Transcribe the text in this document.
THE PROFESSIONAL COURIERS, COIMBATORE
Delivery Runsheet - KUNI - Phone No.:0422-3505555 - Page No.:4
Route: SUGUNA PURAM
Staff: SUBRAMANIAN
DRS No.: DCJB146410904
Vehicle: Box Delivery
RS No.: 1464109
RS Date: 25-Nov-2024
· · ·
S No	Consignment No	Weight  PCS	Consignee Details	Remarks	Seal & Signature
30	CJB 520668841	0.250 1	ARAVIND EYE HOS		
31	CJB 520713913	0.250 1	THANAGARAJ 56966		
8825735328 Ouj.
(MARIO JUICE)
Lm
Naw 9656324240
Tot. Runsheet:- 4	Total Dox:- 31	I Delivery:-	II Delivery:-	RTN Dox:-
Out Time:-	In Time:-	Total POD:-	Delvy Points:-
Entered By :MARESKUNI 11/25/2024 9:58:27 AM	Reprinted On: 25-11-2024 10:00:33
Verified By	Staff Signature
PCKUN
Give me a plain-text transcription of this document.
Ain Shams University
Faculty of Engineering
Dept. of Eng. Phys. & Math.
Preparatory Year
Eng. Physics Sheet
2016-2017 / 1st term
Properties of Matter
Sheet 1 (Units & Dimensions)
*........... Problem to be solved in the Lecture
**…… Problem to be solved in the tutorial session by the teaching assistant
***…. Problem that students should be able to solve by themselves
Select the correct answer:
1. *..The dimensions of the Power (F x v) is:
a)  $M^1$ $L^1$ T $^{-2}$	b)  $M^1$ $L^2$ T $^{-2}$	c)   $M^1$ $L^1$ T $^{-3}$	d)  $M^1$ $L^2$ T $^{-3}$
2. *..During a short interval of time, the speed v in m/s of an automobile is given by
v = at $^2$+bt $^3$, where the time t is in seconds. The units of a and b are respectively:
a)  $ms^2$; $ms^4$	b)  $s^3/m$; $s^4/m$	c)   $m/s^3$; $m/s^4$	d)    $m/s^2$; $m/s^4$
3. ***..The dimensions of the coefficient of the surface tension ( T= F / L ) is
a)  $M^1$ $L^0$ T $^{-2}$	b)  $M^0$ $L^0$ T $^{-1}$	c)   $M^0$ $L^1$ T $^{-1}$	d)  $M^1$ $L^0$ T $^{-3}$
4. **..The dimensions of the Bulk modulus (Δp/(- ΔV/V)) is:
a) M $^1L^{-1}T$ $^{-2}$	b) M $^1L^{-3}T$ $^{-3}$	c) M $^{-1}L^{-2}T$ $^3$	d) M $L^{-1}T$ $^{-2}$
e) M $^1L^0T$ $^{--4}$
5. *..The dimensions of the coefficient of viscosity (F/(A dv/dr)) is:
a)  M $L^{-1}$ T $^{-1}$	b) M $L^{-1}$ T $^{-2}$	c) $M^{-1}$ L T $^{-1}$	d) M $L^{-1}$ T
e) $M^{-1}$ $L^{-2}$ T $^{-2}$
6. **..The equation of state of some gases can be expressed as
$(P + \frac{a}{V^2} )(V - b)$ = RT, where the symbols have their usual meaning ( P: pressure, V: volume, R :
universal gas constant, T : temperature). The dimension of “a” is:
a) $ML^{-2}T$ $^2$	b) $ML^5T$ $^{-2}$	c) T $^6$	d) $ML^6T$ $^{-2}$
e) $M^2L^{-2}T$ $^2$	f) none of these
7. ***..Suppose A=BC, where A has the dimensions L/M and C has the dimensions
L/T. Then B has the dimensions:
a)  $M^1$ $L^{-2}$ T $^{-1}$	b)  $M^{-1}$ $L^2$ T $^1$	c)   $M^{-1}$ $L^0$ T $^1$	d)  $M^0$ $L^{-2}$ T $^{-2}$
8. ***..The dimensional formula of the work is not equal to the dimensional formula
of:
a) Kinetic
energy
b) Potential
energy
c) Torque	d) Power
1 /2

****

# Objective
Copy every line of the records word for word.

# Written answer
Transcribe the text in this document.
THE PROFESSIONAL COURIERS, COIMBATORE
Delivery Runsheet - KUNI - Phone No.:0422-3505555 - Page No.:4
Route: SUGUNA PURAM
Staff: SUBRAMANIAN
DRS No.: DCJB146410904
Vehicle: Box Delivery
RS No.: 1464109
RS Date: 25-Nov-2024
· · ·
S No	Consignment No	Weight  PCS	Consignee Details	Remarks	Seal & Signature
30	CJB 520668841	0.250 1	ARAVIND EYE HOS		
31	CJB 520713913	0.250 1	THANAGARAJ 56966		
8825735328 Ouj.
(MARIO JUICE)
Lm
Naw 9656324240
Tot. Runsheet:- 4	Total Dox:- 31	I Delivery:-	II Delivery:-	RTN Dox:-
Out Time:-	In Time:-	Total POD:-	Delvy Points:-
Entered By :MARESKUNI 11/25/2024 9:58:27 AM	Reprinted On: 25-11-2024 10:00:33
Verified By	Staff Signature
PCKUN
Give me a plain-text transcription of this document.
Ain Shams University
Faculty of Engineering
Dept. of Eng. Phys. & Math.
Preparatory Year
Eng. Physics Sheet
2016-2017 / 1st term
Properties of Matter
Sheet 1 (Units & Dimensions)
*........... Problem to be solved in the Lecture
**…… Problem to be solved in the tutorial session by the teaching assistant
***…. Problem that students should be able to solve by themselves
Select the correct answer:
1. *..The dimensions of the Power (F x v) is:
a)  $M^1$ $L^1$ T $^{-2}$	b)  $M^1$ $L^2$ T $^{-2}$	c)   $M^1$ $L^1$ T $^{-3}$	d)  $M^1$ $L^2$ T $^{-3}$
2. *..During a short interval of time, the speed v in m/s of an automobile is given by
v = at $^2$+bt $^3$, where the time t is in seconds. The units of a and b are respectively:
a)  $ms^2$; $ms^4$	b)  $s^3/m$; $s^4/m$	c)   $m/s^3$; $m/s^4$	d)    $m/s^2$; $m/s^4$
3. ***..The dimensions of the coefficient of the surface tension ( T= F / L ) is
a)  $M^1$ $L^0$ T $^{-2}$	b)  $M^0$ $L^0$ T $^{-1}$	c)   $M^0$ $L^1$ T $^{-1}$	d)  $M^1$ $L^0$ T $^{-3}$
4. **..The dimensions of the Bulk modulus (Δp/(- ΔV/V)) is:
a) M $^1L^{-1}T$ $^{-2}$	b) M $^1L^{-3}T$ $^{-3}$	c) M $^{-1}L^{-2}T$ $^3$	d) M $L^{-1}T$ $^{-2}$
e) M $^1L^0T$ $^{--4}$
5. *..The dimensions of the coefficient of viscosity (F/(A dv/dr)) is:
a)  M $L^{-1}$ T $^{-1}$	b) M $L^{-1}$ T $^{-2}$	c) $M^{-1}$ L T $^{-1}$	d) M $L^{-1}$ T
e) $M^{-1}$ $L^{-2}$ T $^{-2}$
6. **..The equation of state of some gases can be expressed as
$(P + \frac{a}{V^2} )(V - b)$ = RT, where the symbols have their usual meaning ( P: pressure, V: volume, R :
universal gas constant, T : temperature). The dimension of “a” is:
a) $ML^{-2}T$ $^2$	b) $ML^5T$ $^{-2}$	c) T $^6$	d) $ML^6T$ $^{-2}$
e) $M^2L^{-2}T$ $^2$	f) none of these
7. ***..Suppose A=BC, where A has the dimensions L/M and C has the dimensions
L/T. Then B has the dimensions:
a)  $M^1$ $L^{-2}$ T $^{-1}$	b)  $M^{-1}$ $L^2$ T $^1$	c)   $M^{-1}$ $L^0$ T $^1$	d)  $M^0$ $L^{-2}$ T $^{-2}$
8. ***..The dimensional formula of the work is not equal to the dimensional formula
of:
a) Kinetic
energy
b) Potential
energy
c) Torque	d) Power
1 /2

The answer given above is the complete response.